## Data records
>>

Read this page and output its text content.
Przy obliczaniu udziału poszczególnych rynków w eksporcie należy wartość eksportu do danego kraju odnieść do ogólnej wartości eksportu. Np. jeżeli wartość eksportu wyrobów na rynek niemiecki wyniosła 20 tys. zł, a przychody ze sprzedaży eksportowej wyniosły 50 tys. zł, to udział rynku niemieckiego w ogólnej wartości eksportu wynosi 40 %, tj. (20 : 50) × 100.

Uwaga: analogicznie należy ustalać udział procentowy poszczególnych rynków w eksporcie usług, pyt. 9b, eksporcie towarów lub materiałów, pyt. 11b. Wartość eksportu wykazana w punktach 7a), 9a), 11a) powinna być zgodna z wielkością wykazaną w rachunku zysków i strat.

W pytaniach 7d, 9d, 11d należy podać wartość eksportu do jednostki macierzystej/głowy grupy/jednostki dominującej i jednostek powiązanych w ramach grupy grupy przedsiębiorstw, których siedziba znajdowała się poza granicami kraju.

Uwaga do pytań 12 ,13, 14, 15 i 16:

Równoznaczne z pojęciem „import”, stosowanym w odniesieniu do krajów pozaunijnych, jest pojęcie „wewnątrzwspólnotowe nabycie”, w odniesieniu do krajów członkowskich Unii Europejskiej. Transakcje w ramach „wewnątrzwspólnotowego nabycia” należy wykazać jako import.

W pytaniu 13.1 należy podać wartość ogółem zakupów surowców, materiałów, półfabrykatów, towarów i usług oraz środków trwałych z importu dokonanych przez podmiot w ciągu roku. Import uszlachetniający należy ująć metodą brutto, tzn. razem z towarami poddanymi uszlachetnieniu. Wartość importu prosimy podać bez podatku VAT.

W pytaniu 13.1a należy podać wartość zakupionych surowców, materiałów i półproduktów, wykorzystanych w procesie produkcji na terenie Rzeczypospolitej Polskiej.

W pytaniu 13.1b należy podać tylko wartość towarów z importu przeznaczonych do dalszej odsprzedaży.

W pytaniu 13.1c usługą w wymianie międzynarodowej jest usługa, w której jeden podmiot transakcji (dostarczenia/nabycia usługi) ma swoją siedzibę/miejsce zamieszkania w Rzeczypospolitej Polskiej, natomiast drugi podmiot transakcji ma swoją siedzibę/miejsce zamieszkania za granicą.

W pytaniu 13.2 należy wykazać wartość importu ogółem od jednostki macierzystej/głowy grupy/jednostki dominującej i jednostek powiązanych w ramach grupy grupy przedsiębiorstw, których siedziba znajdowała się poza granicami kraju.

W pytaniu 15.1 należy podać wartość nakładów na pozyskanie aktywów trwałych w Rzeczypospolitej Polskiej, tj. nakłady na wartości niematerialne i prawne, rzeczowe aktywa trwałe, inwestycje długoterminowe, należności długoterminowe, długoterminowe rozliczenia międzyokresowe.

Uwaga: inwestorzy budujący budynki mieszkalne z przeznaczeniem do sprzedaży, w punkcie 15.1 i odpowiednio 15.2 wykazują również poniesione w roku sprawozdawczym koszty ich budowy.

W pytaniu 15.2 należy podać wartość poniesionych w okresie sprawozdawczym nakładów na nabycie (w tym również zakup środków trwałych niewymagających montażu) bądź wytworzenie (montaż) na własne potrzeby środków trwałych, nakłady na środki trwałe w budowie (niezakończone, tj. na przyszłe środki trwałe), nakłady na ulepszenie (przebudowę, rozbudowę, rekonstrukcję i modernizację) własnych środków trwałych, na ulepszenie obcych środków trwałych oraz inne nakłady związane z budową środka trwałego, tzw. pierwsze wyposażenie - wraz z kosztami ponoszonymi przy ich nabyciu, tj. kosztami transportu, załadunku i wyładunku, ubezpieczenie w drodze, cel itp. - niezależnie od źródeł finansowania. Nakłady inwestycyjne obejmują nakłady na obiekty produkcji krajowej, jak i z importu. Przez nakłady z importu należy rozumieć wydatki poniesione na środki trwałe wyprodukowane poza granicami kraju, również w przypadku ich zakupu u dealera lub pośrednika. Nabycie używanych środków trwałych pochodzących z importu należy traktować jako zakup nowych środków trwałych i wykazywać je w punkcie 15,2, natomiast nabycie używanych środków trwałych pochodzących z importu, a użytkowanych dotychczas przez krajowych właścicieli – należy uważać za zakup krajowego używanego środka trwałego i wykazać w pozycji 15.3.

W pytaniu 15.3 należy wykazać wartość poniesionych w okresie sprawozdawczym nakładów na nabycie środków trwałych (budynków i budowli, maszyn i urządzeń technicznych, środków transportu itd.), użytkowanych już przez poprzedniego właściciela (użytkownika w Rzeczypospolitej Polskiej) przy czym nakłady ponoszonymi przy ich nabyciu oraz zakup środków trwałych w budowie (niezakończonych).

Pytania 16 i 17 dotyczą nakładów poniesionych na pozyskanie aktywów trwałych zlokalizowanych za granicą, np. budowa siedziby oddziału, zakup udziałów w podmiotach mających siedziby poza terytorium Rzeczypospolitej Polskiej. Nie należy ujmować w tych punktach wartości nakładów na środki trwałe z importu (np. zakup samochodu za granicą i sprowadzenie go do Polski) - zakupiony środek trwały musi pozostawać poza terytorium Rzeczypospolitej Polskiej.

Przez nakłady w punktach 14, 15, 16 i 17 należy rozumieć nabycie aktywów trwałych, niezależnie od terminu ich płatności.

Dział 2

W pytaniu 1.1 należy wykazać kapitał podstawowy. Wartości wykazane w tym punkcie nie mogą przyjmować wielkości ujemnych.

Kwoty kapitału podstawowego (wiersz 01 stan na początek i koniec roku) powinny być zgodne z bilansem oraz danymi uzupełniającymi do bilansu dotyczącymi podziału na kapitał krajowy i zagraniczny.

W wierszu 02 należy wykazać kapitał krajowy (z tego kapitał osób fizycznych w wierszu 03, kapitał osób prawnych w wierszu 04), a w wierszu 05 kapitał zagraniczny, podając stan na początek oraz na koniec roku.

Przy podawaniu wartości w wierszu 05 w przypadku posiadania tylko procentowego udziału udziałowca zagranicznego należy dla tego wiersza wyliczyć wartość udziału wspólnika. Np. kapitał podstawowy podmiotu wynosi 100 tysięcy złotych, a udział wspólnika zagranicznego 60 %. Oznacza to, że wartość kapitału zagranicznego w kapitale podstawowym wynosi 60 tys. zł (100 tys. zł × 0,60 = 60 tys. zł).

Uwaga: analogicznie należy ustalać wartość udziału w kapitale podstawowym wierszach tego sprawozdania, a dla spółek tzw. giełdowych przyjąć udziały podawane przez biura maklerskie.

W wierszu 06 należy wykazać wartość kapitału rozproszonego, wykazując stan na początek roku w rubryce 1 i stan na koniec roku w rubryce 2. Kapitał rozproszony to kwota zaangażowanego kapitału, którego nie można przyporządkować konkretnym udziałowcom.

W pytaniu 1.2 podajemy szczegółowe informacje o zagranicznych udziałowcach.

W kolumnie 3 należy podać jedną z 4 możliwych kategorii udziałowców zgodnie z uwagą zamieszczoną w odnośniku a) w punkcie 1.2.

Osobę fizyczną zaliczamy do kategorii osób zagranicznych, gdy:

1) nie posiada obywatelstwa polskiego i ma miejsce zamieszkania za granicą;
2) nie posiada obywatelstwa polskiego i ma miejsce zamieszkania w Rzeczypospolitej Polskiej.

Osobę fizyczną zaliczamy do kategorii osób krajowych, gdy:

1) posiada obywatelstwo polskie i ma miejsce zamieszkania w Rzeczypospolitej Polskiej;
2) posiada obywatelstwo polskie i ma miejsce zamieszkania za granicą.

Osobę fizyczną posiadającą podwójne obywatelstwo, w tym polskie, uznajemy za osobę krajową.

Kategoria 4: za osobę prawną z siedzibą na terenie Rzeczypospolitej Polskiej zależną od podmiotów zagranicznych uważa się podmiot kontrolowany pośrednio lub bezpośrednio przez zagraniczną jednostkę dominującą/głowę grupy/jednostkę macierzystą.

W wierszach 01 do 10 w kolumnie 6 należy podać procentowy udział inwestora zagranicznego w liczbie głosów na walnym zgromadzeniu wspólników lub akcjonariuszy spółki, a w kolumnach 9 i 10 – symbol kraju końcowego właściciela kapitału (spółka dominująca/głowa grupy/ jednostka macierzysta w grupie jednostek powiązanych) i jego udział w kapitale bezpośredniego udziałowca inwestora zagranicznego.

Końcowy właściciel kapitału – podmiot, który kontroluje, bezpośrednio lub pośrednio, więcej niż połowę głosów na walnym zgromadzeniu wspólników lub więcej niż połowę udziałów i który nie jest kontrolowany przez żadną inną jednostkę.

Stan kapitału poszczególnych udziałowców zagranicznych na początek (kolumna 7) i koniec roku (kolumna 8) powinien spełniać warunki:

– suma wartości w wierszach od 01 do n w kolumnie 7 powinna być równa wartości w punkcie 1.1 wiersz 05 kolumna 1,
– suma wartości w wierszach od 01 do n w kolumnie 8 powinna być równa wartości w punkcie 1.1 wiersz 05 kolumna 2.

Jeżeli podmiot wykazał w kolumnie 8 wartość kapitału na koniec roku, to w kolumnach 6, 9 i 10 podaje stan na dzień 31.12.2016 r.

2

<<

## Task statement
Filter the records down to the lines that contain the string "osób", and copy those lines.

## Final result
W wierszu 02 należy wykazać kapitał krajowy (z tego kapitał osób fizycznych w wierszu 03, kapitał osób prawnych w wierszu 04), a w wierszu 05 kapitał zagraniczny, podając stan na początek oraz na koniec roku.
Osobę fizyczną zaliczamy do kategorii osób zagranicznych, gdy:
Osobę fizyczną zaliczamy do kategorii osób krajowych, gdy:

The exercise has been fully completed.